Reproduce the entries below in full, word for word.

:: DATA LISTING ::

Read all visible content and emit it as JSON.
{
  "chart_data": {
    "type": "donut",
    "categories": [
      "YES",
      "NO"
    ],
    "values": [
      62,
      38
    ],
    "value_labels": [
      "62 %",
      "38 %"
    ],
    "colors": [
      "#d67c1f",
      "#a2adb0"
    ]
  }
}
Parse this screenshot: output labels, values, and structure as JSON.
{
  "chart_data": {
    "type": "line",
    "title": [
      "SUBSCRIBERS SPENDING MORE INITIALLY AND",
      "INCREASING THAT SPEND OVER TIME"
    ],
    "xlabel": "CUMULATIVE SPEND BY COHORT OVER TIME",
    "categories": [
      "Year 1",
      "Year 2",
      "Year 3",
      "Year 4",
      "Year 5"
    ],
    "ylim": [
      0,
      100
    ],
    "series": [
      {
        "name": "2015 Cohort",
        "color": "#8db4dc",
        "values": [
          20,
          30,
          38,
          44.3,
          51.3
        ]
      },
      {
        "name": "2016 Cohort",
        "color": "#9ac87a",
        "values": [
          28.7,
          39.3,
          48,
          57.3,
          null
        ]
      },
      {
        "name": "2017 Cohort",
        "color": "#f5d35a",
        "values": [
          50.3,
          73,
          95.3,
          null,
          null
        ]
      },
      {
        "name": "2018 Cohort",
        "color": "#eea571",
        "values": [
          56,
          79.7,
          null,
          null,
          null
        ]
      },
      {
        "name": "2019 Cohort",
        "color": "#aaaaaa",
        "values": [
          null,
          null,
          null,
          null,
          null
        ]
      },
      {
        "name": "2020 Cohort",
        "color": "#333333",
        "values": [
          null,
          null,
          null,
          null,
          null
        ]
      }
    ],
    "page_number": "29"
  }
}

:::

RESULT OF THIS EXERCISE:
Read all visible content and emit it as JSON.
{
  "chart_data": {
    "type": "donut",
    "categories": [
      "YES",
      "NO"
    ],
    "values": [
      62,
      38
    ],
    "value_labels": [
      "62 %",
      "38 %"
    ],
    "colors": [
      "#d67c1f",
      "#a2adb0"
    ]
  }
}
Parse this screenshot: output labels, values, and structure as JSON.
{
  "chart_data": {
    "type": "line",
    "title": [
      "SUBSCRIBERS SPENDING MORE INITIALLY AND",
      "INCREASING THAT SPEND OVER TIME"
    ],
    "xlabel": "CUMULATIVE SPEND BY COHORT OVER TIME",
    "categories": [
      "Year 1",
      "Year 2",
      "Year 3",
      "Year 4",
      "Year 5"
    ],
    "ylim": [
      0,
      100
    ],
    "series": [
      {
        "name": "2015 Cohort",
        "color": "#8db4dc",
        "values": [
          20,
          30,
          38,
          44.3,
          51.3
        ]
      },
      {
        "name": "2016 Cohort",
        "color": "#9ac87a",
        "values": [
          28.7,
          39.3,
          48,
          57.3,
          null
        ]
      },
      {
        "name": "2017 Cohort",
        "color": "#f5d35a",
        "values": [
          50.3,
          73,
          95.3,
          null,
          null
        ]
      },
      {
        "name": "2018 Cohort",
        "color": "#eea571",
        "values": [
          56,
          79.7,
          null,
          null,
          null
        ]
      },
      {
        "name": "2019 Cohort",
        "color": "#aaaaaa",
        "values": [
          null,
          null,
          null,
          null,
          null
        ]
      },
      {
        "name": "2020 Cohort",
        "color": "#333333",
        "values": [
          null,
          null,
          null,
          null,
          null
        ]
      }
    ],
    "page_number": "29"
  }
}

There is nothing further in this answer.